Transcribe the records in full, keeping every character as it is.

++++ Given data ++++

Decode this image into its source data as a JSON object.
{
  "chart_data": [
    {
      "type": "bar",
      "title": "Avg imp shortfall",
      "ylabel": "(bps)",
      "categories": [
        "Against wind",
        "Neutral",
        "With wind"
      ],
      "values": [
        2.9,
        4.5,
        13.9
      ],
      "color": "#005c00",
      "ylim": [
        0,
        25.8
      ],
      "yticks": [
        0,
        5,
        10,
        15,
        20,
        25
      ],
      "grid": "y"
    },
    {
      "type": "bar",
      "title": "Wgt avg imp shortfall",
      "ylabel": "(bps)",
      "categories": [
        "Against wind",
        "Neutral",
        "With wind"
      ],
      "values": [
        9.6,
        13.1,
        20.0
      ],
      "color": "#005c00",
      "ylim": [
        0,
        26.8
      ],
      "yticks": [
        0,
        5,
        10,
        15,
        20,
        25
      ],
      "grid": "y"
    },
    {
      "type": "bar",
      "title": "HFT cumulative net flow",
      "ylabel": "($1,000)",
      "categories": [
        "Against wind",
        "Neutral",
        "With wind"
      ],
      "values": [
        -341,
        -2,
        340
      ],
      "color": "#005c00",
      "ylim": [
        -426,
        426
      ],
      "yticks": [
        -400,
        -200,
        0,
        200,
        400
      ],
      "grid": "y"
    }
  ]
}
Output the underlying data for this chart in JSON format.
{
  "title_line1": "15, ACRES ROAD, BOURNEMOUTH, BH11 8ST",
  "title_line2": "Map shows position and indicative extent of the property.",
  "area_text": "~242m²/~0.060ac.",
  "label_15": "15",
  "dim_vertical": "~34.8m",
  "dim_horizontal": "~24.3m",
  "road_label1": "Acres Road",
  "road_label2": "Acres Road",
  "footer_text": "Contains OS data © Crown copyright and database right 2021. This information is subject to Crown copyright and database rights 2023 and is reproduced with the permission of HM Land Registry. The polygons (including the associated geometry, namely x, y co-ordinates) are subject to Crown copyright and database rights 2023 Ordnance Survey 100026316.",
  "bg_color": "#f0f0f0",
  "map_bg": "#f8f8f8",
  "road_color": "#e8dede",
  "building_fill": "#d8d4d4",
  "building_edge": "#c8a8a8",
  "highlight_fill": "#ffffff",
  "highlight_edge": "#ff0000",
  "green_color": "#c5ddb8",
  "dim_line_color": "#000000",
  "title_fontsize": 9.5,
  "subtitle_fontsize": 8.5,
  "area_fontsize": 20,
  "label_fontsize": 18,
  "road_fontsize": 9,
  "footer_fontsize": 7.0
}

++++

Task response –
Decode this image into its source data as a JSON object.
{
  "chart_data": [
    {
      "type": "bar",
      "title": "Avg imp shortfall",
      "ylabel": "(bps)",
      "categories": [
        "Against wind",
        "Neutral",
        "With wind"
      ],
      "values": [
        2.9,
        4.5,
        13.9
      ],
      "color": "#005c00",
      "ylim": [
        0,
        25.8
      ],
      "yticks": [
        0,
        5,
        10,
        15,
        20,
        25
      ],
      "grid": "y"
    },
    {
      "type": "bar",
      "title": "Wgt avg imp shortfall",
      "ylabel": "(bps)",
      "categories": [
        "Against wind",
        "Neutral",
        "With wind"
      ],
      "values": [
        9.6,
        13.1,
        20.0
      ],
      "color": "#005c00",
      "ylim": [
        0,
        26.8
      ],
      "yticks": [
        0,
        5,
        10,
        15,
        20,
        25
      ],
      "grid": "y"
    },
    {
      "type": "bar",
      "title": "HFT cumulative net flow",
      "ylabel": "($1,000)",
      "categories": [
        "Against wind",
        "Neutral",
        "With wind"
      ],
      "values": [
        -341,
        -2,
        340
      ],
      "color": "#005c00",
      "ylim": [
        -426,
        426
      ],
      "yticks": [
        -400,
        -200,
        0,
        200,
        400
      ],
      "grid": "y"
    }
  ]
}
Output the underlying data for this chart in JSON format.
{
  "title_line1": "15, ACRES ROAD, BOURNEMOUTH, BH11 8ST",
  "title_line2": "Map shows position and indicative extent of the property.",
  "area_text": "~242m²/~0.060ac.",
  "label_15": "15",
  "dim_vertical": "~34.8m",
  "dim_horizontal": "~24.3m",
  "road_label1": "Acres Road",
  "road_label2": "Acres Road",
  "footer_text": "Contains OS data © Crown copyright and database right 2021. This information is subject to Crown copyright and database rights 2023 and is reproduced with the permission of HM Land Registry. The polygons (including the associated geometry, namely x, y co-ordinates) are subject to Crown copyright and database rights 2023 Ordnance Survey 100026316.",
  "bg_color": "#f0f0f0",
  "map_bg": "#f8f8f8",
  "road_color": "#e8dede",
  "building_fill": "#d8d4d4",
  "building_edge": "#c8a8a8",
  "highlight_fill": "#ffffff",
  "highlight_edge": "#ff0000",
  "green_color": "#c5ddb8",
  "dim_line_color": "#000000",
  "title_fontsize": 9.5,
  "subtitle_fontsize": 8.5,
  "area_fontsize": 20,
  "label_fontsize": 18,
  "road_fontsize": 9,
  "footer_fontsize": 7.0
}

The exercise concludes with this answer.